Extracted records
+++
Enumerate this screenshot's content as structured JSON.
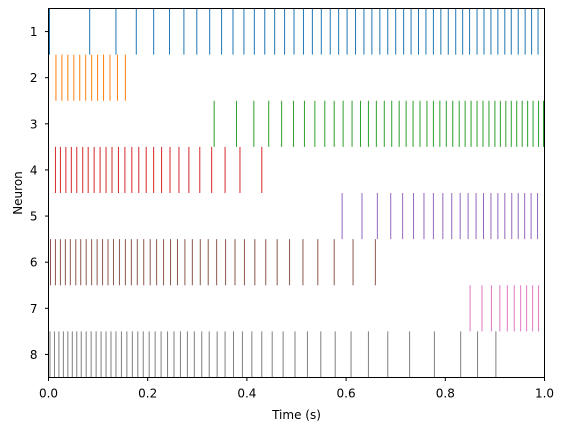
{
  "chart_data": {
    "type": "eventplot",
    "xlabel": "Time (s)",
    "ylabel": "Neuron",
    "xlim": [
      0.0,
      1.0
    ],
    "xticks": [
      "0.0",
      "0.2",
      "0.4",
      "0.6",
      "0.8",
      "1.0"
    ],
    "categories": [
      "1",
      "2",
      "3",
      "4",
      "5",
      "6",
      "7",
      "8"
    ],
    "grid": false,
    "series": [
      {
        "color": "#1f77b4",
        "spikes": [
          0.002,
          0.083,
          0.136,
          0.177,
          0.212,
          0.244,
          0.273,
          0.299,
          0.325,
          0.349,
          0.372,
          0.394,
          0.415,
          0.436,
          0.456,
          0.476,
          0.495,
          0.514,
          0.532,
          0.55,
          0.568,
          0.585,
          0.602,
          0.619,
          0.636,
          0.652,
          0.668,
          0.684,
          0.7,
          0.716,
          0.731,
          0.746,
          0.761,
          0.776,
          0.791,
          0.806,
          0.821,
          0.835,
          0.849,
          0.864,
          0.878,
          0.892,
          0.906,
          0.92,
          0.933,
          0.947,
          0.961,
          0.974,
          0.987
        ]
      },
      {
        "color": "#ff7f0e",
        "spikes": [
          0.015,
          0.027,
          0.039,
          0.051,
          0.063,
          0.075,
          0.087,
          0.099,
          0.111,
          0.124,
          0.139,
          0.155
        ]
      },
      {
        "color": "#2ca02c",
        "spikes": [
          0.334,
          0.379,
          0.414,
          0.444,
          0.47,
          0.494,
          0.516,
          0.537,
          0.557,
          0.576,
          0.594,
          0.612,
          0.629,
          0.645,
          0.661,
          0.677,
          0.692,
          0.707,
          0.721,
          0.735,
          0.749,
          0.763,
          0.776,
          0.789,
          0.802,
          0.815,
          0.828,
          0.84,
          0.852,
          0.864,
          0.876,
          0.888,
          0.9,
          0.911,
          0.922,
          0.933,
          0.944,
          0.955,
          0.966,
          0.977,
          0.988,
          0.998
        ]
      },
      {
        "color": "#d62728",
        "spikes": [
          0.014,
          0.024,
          0.035,
          0.046,
          0.057,
          0.069,
          0.08,
          0.092,
          0.104,
          0.116,
          0.128,
          0.141,
          0.154,
          0.168,
          0.182,
          0.197,
          0.212,
          0.228,
          0.245,
          0.263,
          0.283,
          0.305,
          0.329,
          0.356,
          0.386,
          0.43
        ]
      },
      {
        "color": "#9467bd",
        "spikes": [
          0.592,
          0.632,
          0.663,
          0.69,
          0.714,
          0.736,
          0.757,
          0.776,
          0.795,
          0.813,
          0.83,
          0.846,
          0.862,
          0.877,
          0.892,
          0.906,
          0.92,
          0.934,
          0.947,
          0.96,
          0.973,
          0.986
        ]
      },
      {
        "color": "#8c564b",
        "spikes": [
          0.004,
          0.014,
          0.024,
          0.034,
          0.044,
          0.055,
          0.065,
          0.076,
          0.087,
          0.098,
          0.109,
          0.12,
          0.131,
          0.143,
          0.155,
          0.167,
          0.179,
          0.192,
          0.205,
          0.218,
          0.232,
          0.246,
          0.26,
          0.275,
          0.29,
          0.306,
          0.322,
          0.339,
          0.357,
          0.376,
          0.395,
          0.416,
          0.438,
          0.461,
          0.486,
          0.513,
          0.543,
          0.576,
          0.614,
          0.659
        ]
      },
      {
        "color": "#e377c2",
        "spikes": [
          0.85,
          0.874,
          0.893,
          0.91,
          0.925,
          0.939,
          0.952,
          0.964,
          0.976,
          0.988
        ]
      },
      {
        "color": "#7f7f7f",
        "spikes": [
          0.003,
          0.012,
          0.021,
          0.03,
          0.039,
          0.048,
          0.057,
          0.066,
          0.076,
          0.086,
          0.096,
          0.106,
          0.116,
          0.126,
          0.136,
          0.147,
          0.158,
          0.169,
          0.18,
          0.191,
          0.203,
          0.215,
          0.227,
          0.24,
          0.253,
          0.266,
          0.28,
          0.294,
          0.309,
          0.324,
          0.34,
          0.356,
          0.373,
          0.391,
          0.41,
          0.43,
          0.451,
          0.473,
          0.497,
          0.522,
          0.549,
          0.578,
          0.61,
          0.645,
          0.684,
          0.728,
          0.778,
          0.831,
          0.865,
          0.902
        ]
      }
    ]
  }
}
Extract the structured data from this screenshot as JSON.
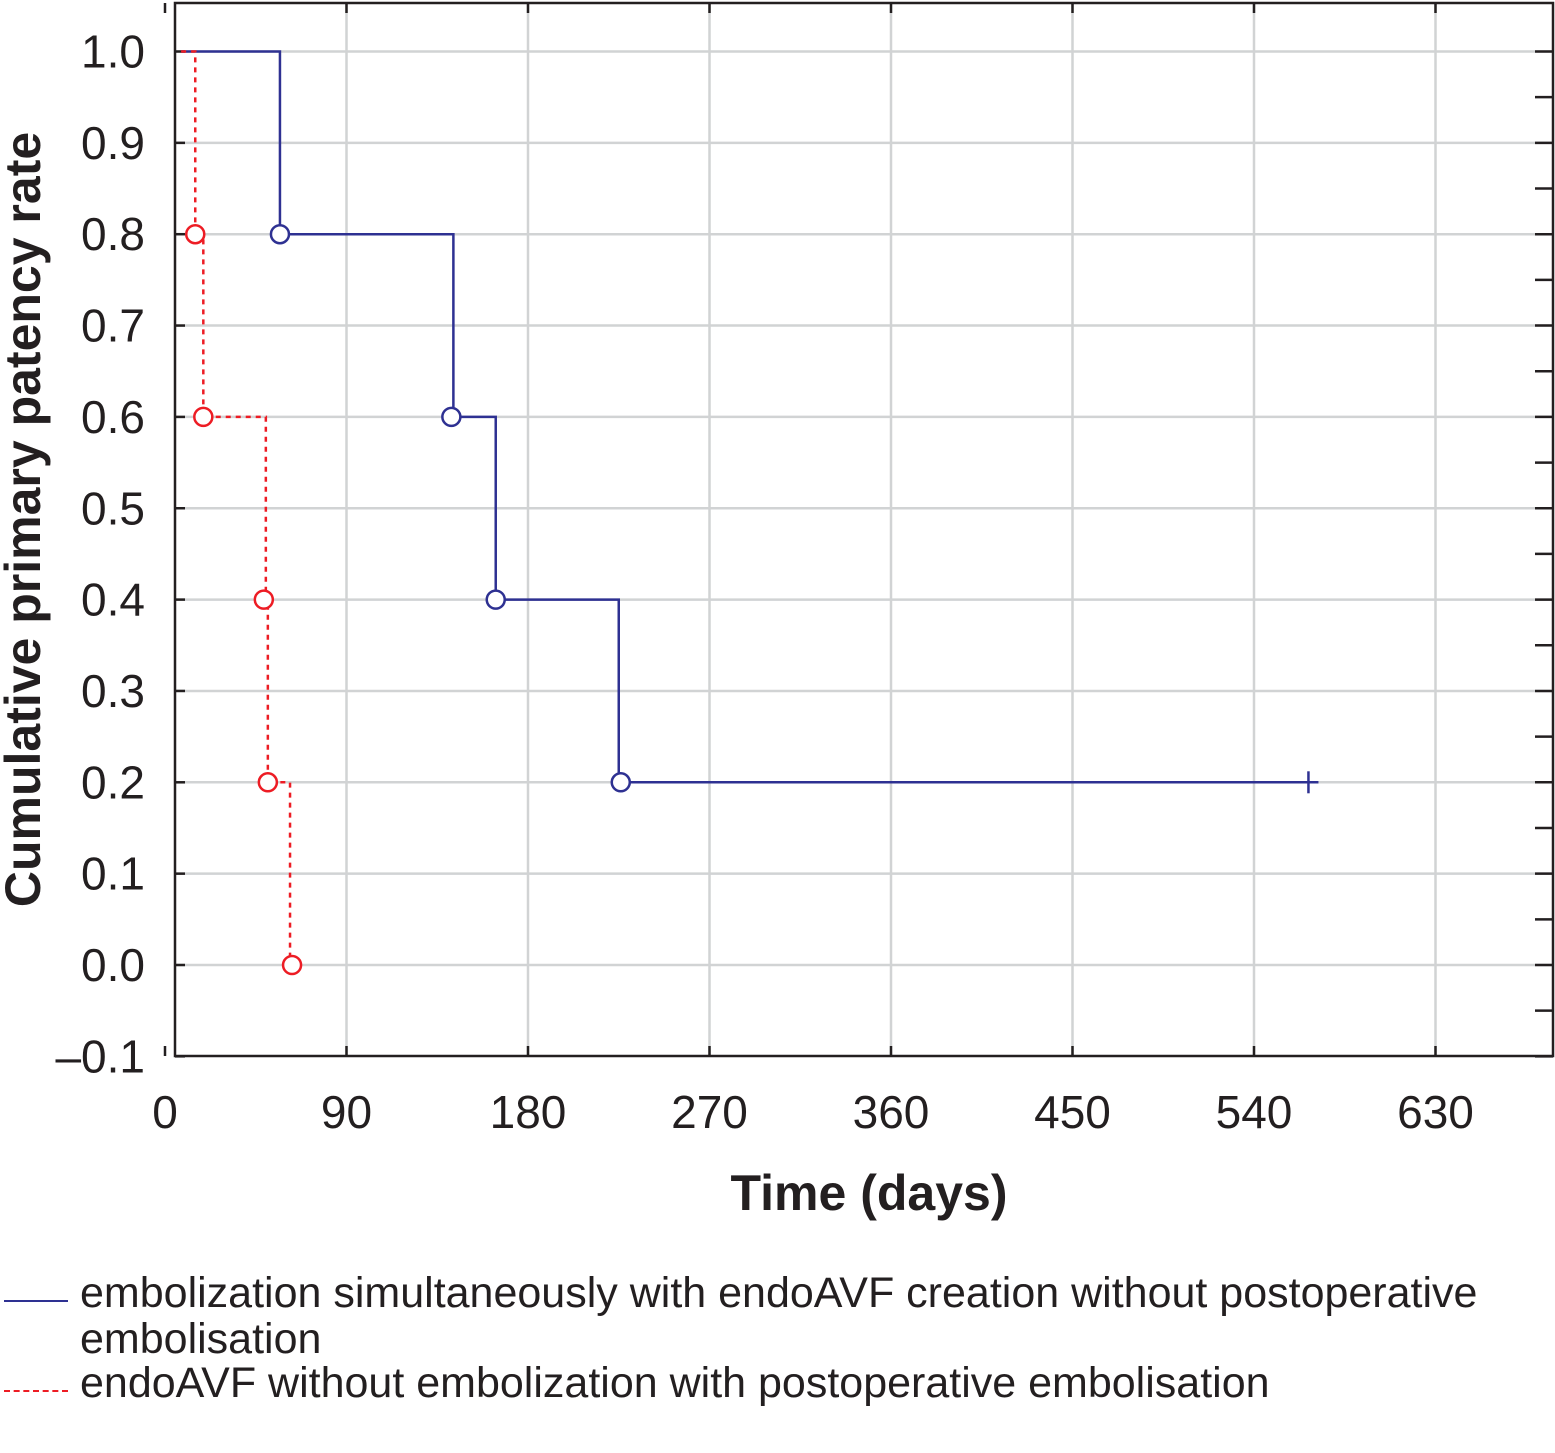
{
  "chart_data": {
    "type": "line",
    "subtype": "kaplan-meier step",
    "xlabel": "Time (days)",
    "ylabel": "Cumulative primary patency rate",
    "xlim": [
      0,
      700
    ],
    "ylim": [
      -0.1,
      1.05
    ],
    "x_ticks": [
      0,
      90,
      180,
      270,
      360,
      450,
      540,
      630
    ],
    "y_ticks": [
      -0.1,
      0.0,
      0.1,
      0.2,
      0.3,
      0.4,
      0.5,
      0.6,
      0.7,
      0.8,
      0.9,
      1.0
    ],
    "y_tick_labels": [
      "–0.1",
      "0.0",
      "0.1",
      "0.2",
      "0.3",
      "0.4",
      "0.5",
      "0.6",
      "0.7",
      "0.8",
      "0.9",
      "1.0"
    ],
    "grid": true,
    "legend_position": "bottom",
    "series": [
      {
        "name": "embolization simultaneously with endoAVF creation without postoperative embolisation",
        "color": "#2e3192",
        "line_style": "solid",
        "steps": [
          [
            8,
            1.0
          ],
          [
            57,
            0.8
          ],
          [
            143,
            0.6
          ],
          [
            164,
            0.4
          ],
          [
            225,
            0.2
          ],
          [
            567,
            0.2
          ]
        ],
        "events": [
          [
            57,
            0.8
          ],
          [
            142,
            0.6
          ],
          [
            164,
            0.4
          ],
          [
            226,
            0.2
          ]
        ],
        "censored": [
          [
            567,
            0.2
          ]
        ]
      },
      {
        "name": "endoAVF without embolization with postoperative embolisation",
        "color": "#ed1c24",
        "line_style": "dashed",
        "steps": [
          [
            8,
            1.0
          ],
          [
            15,
            0.8
          ],
          [
            19,
            0.6
          ],
          [
            50,
            0.4
          ],
          [
            51,
            0.2
          ],
          [
            62,
            0.0
          ]
        ],
        "events": [
          [
            15,
            0.8
          ],
          [
            19,
            0.6
          ],
          [
            49,
            0.4
          ],
          [
            51,
            0.2
          ],
          [
            63,
            0.0
          ]
        ],
        "censored": []
      }
    ]
  }
}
+++
THE PROBLEM
Using the records above, retype everything exactly except the pictures.

ANSWER TO THE EXERCISE
Enumerate this screenshot's content as structured JSON.
{
  "chart_data": {
    "type": "eventplot",
    "xlabel": "Time (s)",
    "ylabel": "Neuron",
    "xlim": [
      0.0,
      1.0
    ],
    "xticks": [
      "0.0",
      "0.2",
      "0.4",
      "0.6",
      "0.8",
      "1.0"
    ],
    "categories": [
      "1",
      "2",
      "3",
      "4",
      "5",
      "6",
      "7",
      "8"
    ],
    "grid": false,
    "series": [
      {
        "color": "#1f77b4",
        "spikes": [
          0.002,
          0.083,
          0.136,
          0.177,
          0.212,
          0.244,
          0.273,
          0.299,
          0.325,
          0.349,
          0.372,
          0.394,
          0.415,
          0.436,
          0.456,
          0.476,
          0.495,
          0.514,
          0.532,
          0.55,
          0.568,
          0.585,
          0.602,
          0.619,
          0.636,
          0.652,
          0.668,
          0.684,
          0.7,
          0.716,
          0.731,
          0.746,
          0.761,
          0.776,
          0.791,
          0.806,
          0.821,
          0.835,
          0.849,
          0.864,
          0.878,
          0.892,
          0.906,
          0.92,
          0.933,
          0.947,
          0.961,
          0.974,
          0.987
        ]
      },
      {
        "color": "#ff7f0e",
        "spikes": [
          0.015,
          0.027,
          0.039,
          0.051,
          0.063,
          0.075,
          0.087,
          0.099,
          0.111,
          0.124,
          0.139,
          0.155
        ]
      },
      {
        "color": "#2ca02c",
        "spikes": [
          0.334,
          0.379,
          0.414,
          0.444,
          0.47,
          0.494,
          0.516,
          0.537,
          0.557,
          0.576,
          0.594,
          0.612,
          0.629,
          0.645,
          0.661,
          0.677,
          0.692,
          0.707,
          0.721,
          0.735,
          0.749,
          0.763,
          0.776,
          0.789,
          0.802,
          0.815,
          0.828,
          0.84,
          0.852,
          0.864,
          0.876,
          0.888,
          0.9,
          0.911,
          0.922,
          0.933,
          0.944,
          0.955,
          0.966,
          0.977,
          0.988,
          0.998
        ]
      },
      {
        "color": "#d62728",
        "spikes": [
          0.014,
          0.024,
          0.035,
          0.046,
          0.057,
          0.069,
          0.08,
          0.092,
          0.104,
          0.116,
          0.128,
          0.141,
          0.154,
          0.168,
          0.182,
          0.197,
          0.212,
          0.228,
          0.245,
          0.263,
          0.283,
          0.305,
          0.329,
          0.356,
          0.386,
          0.43
        ]
      },
      {
        "color": "#9467bd",
        "spikes": [
          0.592,
          0.632,
          0.663,
          0.69,
          0.714,
          0.736,
          0.757,
          0.776,
          0.795,
          0.813,
          0.83,
          0.846,
          0.862,
          0.877,
          0.892,
          0.906,
          0.92,
          0.934,
          0.947,
          0.96,
          0.973,
          0.986
        ]
      },
      {
        "color": "#8c564b",
        "spikes": [
          0.004,
          0.014,
          0.024,
          0.034,
          0.044,
          0.055,
          0.065,
          0.076,
          0.087,
          0.098,
          0.109,
          0.12,
          0.131,
          0.143,
          0.155,
          0.167,
          0.179,
          0.192,
          0.205,
          0.218,
          0.232,
          0.246,
          0.26,
          0.275,
          0.29,
          0.306,
          0.322,
          0.339,
          0.357,
          0.376,
          0.395,
          0.416,
          0.438,
          0.461,
          0.486,
          0.513,
          0.543,
          0.576,
          0.614,
          0.659
        ]
      },
      {
        "color": "#e377c2",
        "spikes": [
          0.85,
          0.874,
          0.893,
          0.91,
          0.925,
          0.939,
          0.952,
          0.964,
          0.976,
          0.988
        ]
      },
      {
        "color": "#7f7f7f",
        "spikes": [
          0.003,
          0.012,
          0.021,
          0.03,
          0.039,
          0.048,
          0.057,
          0.066,
          0.076,
          0.086,
          0.096,
          0.106,
          0.116,
          0.126,
          0.136,
          0.147,
          0.158,
          0.169,
          0.18,
          0.191,
          0.203,
          0.215,
          0.227,
          0.24,
          0.253,
          0.266,
          0.28,
          0.294,
          0.309,
          0.324,
          0.34,
          0.356,
          0.373,
          0.391,
          0.41,
          0.43,
          0.451,
          0.473,
          0.497,
          0.522,
          0.549,
          0.578,
          0.61,
          0.645,
          0.684,
          0.728,
          0.778,
          0.831,
          0.865,
          0.902
        ]
      }
    ]
  }
}
Extract the structured data from this screenshot as JSON.
{
  "chart_data": {
    "type": "line",
    "subtype": "kaplan-meier step",
    "xlabel": "Time (days)",
    "ylabel": "Cumulative primary patency rate",
    "xlim": [
      0,
      700
    ],
    "ylim": [
      -0.1,
      1.05
    ],
    "x_ticks": [
      0,
      90,
      180,
      270,
      360,
      450,
      540,
      630
    ],
    "y_ticks": [
      -0.1,
      0.0,
      0.1,
      0.2,
      0.3,
      0.4,
      0.5,
      0.6,
      0.7,
      0.8,
      0.9,
      1.0
    ],
    "y_tick_labels": [
      "–0.1",
      "0.0",
      "0.1",
      "0.2",
      "0.3",
      "0.4",
      "0.5",
      "0.6",
      "0.7",
      "0.8",
      "0.9",
      "1.0"
    ],
    "grid": true,
    "legend_position": "bottom",
    "series": [
      {
        "name": "embolization simultaneously with endoAVF creation without postoperative embolisation",
        "color": "#2e3192",
        "line_style": "solid",
        "steps": [
          [
            8,
            1.0
          ],
          [
            57,
            0.8
          ],
          [
            143,
            0.6
          ],
          [
            164,
            0.4
          ],
          [
            225,
            0.2
          ],
          [
            567,
            0.2
          ]
        ],
        "events": [
          [
            57,
            0.8
          ],
          [
            142,
            0.6
          ],
          [
            164,
            0.4
          ],
          [
            226,
            0.2
          ]
        ],
        "censored": [
          [
            567,
            0.2
          ]
        ]
      },
      {
        "name": "endoAVF without embolization with postoperative embolisation",
        "color": "#ed1c24",
        "line_style": "dashed",
        "steps": [
          [
            8,
            1.0
          ],
          [
            15,
            0.8
          ],
          [
            19,
            0.6
          ],
          [
            50,
            0.4
          ],
          [
            51,
            0.2
          ],
          [
            62,
            0.0
          ]
        ],
        "events": [
          [
            15,
            0.8
          ],
          [
            19,
            0.6
          ],
          [
            49,
            0.4
          ],
          [
            51,
            0.2
          ],
          [
            63,
            0.0
          ]
        ],
        "censored": []
      }
    ]
  }
}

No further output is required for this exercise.